> [TASK DIRECTIONS] Out of the lines in this data, how many include "JSON"? Give the number and nothing else.

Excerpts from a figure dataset
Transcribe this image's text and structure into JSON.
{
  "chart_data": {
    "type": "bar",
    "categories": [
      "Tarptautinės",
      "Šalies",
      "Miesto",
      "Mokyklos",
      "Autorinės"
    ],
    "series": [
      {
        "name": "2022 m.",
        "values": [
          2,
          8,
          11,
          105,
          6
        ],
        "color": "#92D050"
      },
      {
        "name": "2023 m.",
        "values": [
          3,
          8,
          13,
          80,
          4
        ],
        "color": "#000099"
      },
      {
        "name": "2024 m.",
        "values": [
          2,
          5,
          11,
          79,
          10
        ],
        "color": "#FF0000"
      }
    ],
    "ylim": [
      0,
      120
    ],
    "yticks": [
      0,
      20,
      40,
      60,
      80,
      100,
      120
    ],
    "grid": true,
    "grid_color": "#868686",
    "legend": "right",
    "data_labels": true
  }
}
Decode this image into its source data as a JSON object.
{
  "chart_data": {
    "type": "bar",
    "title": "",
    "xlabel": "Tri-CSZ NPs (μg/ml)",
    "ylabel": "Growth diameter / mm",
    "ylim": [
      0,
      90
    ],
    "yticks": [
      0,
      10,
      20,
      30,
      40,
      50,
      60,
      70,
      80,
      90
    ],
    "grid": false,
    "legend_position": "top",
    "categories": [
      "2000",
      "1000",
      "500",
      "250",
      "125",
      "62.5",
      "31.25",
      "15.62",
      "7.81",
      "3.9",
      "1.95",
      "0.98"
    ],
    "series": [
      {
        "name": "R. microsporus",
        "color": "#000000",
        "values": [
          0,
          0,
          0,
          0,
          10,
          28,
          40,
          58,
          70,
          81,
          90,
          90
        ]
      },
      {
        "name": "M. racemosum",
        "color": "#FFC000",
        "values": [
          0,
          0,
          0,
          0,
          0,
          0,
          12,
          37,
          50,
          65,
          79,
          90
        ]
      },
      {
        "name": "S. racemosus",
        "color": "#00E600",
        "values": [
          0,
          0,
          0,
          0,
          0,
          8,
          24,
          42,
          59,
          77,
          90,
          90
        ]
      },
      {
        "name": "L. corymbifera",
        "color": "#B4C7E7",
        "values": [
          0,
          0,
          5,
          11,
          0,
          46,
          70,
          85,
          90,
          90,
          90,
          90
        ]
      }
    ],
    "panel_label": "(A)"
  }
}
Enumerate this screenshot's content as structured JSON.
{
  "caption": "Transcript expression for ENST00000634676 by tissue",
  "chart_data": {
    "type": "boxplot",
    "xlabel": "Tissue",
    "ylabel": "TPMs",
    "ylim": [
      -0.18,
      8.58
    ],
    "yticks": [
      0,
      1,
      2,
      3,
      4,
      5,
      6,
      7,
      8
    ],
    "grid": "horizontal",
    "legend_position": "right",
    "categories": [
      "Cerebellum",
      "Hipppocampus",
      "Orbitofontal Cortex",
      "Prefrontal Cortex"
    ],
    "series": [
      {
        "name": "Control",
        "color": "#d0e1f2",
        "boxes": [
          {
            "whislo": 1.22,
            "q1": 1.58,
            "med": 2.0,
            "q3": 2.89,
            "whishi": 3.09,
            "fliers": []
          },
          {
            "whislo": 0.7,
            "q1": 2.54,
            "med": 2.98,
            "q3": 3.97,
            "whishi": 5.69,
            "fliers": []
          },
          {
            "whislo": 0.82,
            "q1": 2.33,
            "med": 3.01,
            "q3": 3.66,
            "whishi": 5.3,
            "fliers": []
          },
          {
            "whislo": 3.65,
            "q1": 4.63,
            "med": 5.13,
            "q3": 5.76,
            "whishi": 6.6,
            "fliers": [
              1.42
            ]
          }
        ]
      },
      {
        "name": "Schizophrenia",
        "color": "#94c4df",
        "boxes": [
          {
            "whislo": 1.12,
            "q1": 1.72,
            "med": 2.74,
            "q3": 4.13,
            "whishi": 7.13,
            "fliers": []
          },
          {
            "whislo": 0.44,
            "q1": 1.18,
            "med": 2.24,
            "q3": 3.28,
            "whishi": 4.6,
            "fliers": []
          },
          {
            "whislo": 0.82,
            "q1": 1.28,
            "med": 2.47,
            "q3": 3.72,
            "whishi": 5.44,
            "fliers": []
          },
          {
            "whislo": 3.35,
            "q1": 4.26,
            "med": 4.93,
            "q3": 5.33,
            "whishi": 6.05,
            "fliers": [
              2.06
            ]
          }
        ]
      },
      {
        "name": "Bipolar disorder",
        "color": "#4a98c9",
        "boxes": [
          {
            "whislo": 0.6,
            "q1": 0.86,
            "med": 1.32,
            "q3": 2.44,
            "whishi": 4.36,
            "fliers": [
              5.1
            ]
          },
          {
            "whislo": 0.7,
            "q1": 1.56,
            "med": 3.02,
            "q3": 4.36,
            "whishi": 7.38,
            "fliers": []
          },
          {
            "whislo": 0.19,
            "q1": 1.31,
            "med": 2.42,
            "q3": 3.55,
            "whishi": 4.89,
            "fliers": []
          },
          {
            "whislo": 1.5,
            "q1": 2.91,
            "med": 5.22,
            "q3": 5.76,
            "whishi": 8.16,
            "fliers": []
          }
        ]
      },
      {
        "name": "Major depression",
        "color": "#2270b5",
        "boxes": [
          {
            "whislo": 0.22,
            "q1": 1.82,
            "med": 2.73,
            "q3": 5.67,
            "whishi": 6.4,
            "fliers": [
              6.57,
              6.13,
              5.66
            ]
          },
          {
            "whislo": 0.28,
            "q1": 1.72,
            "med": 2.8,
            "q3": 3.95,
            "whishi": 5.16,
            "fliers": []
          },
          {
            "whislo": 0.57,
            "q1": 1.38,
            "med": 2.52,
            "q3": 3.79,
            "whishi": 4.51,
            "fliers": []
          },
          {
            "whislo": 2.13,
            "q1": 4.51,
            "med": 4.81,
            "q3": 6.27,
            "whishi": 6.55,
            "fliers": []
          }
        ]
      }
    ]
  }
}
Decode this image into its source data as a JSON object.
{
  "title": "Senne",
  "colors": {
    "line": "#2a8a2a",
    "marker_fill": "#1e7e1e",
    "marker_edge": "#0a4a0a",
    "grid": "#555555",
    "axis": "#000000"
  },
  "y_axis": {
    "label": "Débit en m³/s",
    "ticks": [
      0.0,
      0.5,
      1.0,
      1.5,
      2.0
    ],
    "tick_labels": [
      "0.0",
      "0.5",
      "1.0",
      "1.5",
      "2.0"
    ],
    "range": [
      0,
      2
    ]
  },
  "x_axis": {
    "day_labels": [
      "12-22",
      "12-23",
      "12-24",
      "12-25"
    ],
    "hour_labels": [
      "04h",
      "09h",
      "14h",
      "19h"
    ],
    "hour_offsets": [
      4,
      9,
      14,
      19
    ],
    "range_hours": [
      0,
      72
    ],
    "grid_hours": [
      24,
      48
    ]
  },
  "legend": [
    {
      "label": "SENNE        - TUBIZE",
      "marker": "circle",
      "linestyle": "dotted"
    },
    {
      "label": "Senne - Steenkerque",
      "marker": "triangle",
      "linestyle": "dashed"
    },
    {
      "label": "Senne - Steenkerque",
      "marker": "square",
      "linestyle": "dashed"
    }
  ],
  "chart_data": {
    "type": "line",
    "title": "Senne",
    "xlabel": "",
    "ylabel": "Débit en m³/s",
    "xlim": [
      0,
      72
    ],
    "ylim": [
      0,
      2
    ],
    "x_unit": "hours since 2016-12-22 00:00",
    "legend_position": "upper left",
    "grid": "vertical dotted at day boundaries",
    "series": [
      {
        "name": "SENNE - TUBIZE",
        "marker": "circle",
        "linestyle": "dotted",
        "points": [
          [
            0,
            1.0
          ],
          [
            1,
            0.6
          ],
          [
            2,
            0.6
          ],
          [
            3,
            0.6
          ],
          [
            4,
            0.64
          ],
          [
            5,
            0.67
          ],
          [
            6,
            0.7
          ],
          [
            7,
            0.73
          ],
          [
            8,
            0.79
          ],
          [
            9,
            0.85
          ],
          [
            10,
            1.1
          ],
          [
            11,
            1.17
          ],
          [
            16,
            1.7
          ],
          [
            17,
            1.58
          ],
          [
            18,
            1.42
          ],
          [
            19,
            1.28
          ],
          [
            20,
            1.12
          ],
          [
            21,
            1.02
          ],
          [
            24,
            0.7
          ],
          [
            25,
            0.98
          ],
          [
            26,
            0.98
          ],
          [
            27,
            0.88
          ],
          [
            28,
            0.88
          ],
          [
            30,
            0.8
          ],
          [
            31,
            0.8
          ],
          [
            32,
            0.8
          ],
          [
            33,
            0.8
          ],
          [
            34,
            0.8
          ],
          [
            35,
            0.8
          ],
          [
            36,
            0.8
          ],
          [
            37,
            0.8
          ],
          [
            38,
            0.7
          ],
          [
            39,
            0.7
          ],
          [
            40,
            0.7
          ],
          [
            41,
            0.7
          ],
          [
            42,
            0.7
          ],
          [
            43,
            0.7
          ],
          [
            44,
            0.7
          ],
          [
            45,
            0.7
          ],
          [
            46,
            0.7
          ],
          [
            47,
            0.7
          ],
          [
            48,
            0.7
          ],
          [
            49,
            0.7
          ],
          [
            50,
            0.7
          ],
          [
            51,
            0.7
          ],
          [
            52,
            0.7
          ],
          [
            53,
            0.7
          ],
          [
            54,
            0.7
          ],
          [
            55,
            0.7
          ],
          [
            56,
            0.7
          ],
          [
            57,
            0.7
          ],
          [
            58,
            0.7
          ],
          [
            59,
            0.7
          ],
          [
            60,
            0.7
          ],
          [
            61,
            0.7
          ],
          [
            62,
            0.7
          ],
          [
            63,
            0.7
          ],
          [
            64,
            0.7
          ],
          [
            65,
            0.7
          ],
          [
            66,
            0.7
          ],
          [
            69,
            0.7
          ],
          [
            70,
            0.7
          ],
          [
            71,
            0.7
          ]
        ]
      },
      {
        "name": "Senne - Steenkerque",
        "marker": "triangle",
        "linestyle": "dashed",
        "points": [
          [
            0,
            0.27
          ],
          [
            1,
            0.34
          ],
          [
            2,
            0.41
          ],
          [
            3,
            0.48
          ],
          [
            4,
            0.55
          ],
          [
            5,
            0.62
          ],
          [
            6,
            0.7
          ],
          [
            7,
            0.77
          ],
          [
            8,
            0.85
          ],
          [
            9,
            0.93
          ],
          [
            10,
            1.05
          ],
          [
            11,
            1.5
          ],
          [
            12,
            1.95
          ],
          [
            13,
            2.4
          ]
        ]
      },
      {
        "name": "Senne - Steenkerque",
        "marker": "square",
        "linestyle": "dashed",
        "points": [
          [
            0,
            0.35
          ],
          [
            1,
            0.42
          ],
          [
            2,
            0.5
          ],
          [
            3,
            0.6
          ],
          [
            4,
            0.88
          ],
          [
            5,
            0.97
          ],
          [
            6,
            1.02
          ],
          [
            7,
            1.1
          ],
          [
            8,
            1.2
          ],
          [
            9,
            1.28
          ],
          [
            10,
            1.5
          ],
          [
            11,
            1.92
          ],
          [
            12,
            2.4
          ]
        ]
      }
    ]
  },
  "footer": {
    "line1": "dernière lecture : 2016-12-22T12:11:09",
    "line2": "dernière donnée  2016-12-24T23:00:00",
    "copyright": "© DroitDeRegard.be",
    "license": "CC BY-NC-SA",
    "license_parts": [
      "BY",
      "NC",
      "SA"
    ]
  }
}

> [WORKED SOLUTION] 4